• **GOAL**
Copy out each line exactly as it appears.
— Start RECORD LIST —
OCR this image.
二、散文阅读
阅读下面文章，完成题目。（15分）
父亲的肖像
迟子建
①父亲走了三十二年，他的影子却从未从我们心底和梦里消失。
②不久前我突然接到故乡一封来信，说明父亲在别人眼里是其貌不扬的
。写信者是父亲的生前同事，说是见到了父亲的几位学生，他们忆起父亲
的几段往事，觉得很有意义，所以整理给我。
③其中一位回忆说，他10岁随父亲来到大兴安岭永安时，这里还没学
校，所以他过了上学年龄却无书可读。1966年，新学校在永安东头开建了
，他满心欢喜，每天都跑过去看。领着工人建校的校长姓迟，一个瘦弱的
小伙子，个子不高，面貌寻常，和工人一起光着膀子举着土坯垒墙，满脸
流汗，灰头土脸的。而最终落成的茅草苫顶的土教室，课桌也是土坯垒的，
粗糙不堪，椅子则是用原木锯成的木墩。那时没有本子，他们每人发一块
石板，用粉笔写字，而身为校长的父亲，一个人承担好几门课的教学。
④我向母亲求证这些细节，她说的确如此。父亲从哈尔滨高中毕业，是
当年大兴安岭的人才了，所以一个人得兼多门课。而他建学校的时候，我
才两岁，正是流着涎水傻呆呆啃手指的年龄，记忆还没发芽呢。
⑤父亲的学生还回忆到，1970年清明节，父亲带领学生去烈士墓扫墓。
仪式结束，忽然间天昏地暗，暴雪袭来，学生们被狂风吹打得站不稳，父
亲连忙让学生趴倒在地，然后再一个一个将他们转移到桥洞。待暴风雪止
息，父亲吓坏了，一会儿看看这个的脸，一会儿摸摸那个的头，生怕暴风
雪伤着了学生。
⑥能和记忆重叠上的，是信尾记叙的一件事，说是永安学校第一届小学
— End RECORD LIST —
• **ANSWER FOR THIS EXERCISE**
OCR this image.
二、散文阅读
阅读下面文章，完成题目。（15分）
父亲的肖像
迟子建
①父亲走了三十二年，他的影子却从未从我们心底和梦里消失。
②不久前我突然接到故乡一封来信，说明父亲在别人眼里是其貌不扬的
。写信者是父亲的生前同事，说是见到了父亲的几位学生，他们忆起父亲
的几段往事，觉得很有意义，所以整理给我。
③其中一位回忆说，他10岁随父亲来到大兴安岭永安时，这里还没学
校，所以他过了上学年龄却无书可读。1966年，新学校在永安东头开建了
，他满心欢喜，每天都跑过去看。领着工人建校的校长姓迟，一个瘦弱的
小伙子，个子不高，面貌寻常，和工人一起光着膀子举着土坯垒墙，满脸
流汗，灰头土脸的。而最终落成的茅草苫顶的土教室，课桌也是土坯垒的，
粗糙不堪，椅子则是用原木锯成的木墩。那时没有本子，他们每人发一块
石板，用粉笔写字，而身为校长的父亲，一个人承担好几门课的教学。
④我向母亲求证这些细节，她说的确如此。父亲从哈尔滨高中毕业，是
当年大兴安岭的人才了，所以一个人得兼多门课。而他建学校的时候，我
才两岁，正是流着涎水傻呆呆啃手指的年龄，记忆还没发芽呢。
⑤父亲的学生还回忆到，1970年清明节，父亲带领学生去烈士墓扫墓。
仪式结束，忽然间天昏地暗，暴雪袭来，学生们被狂风吹打得站不稳，父
亲连忙让学生趴倒在地，然后再一个一个将他们转移到桥洞。待暴风雪止
息，父亲吓坏了，一会儿看看这个的脸，一会儿摸摸那个的头，生怕暴风
雪伤着了学生。
⑥能和记忆重叠上的，是信尾记叙的一件事，说是永安学校第一届小学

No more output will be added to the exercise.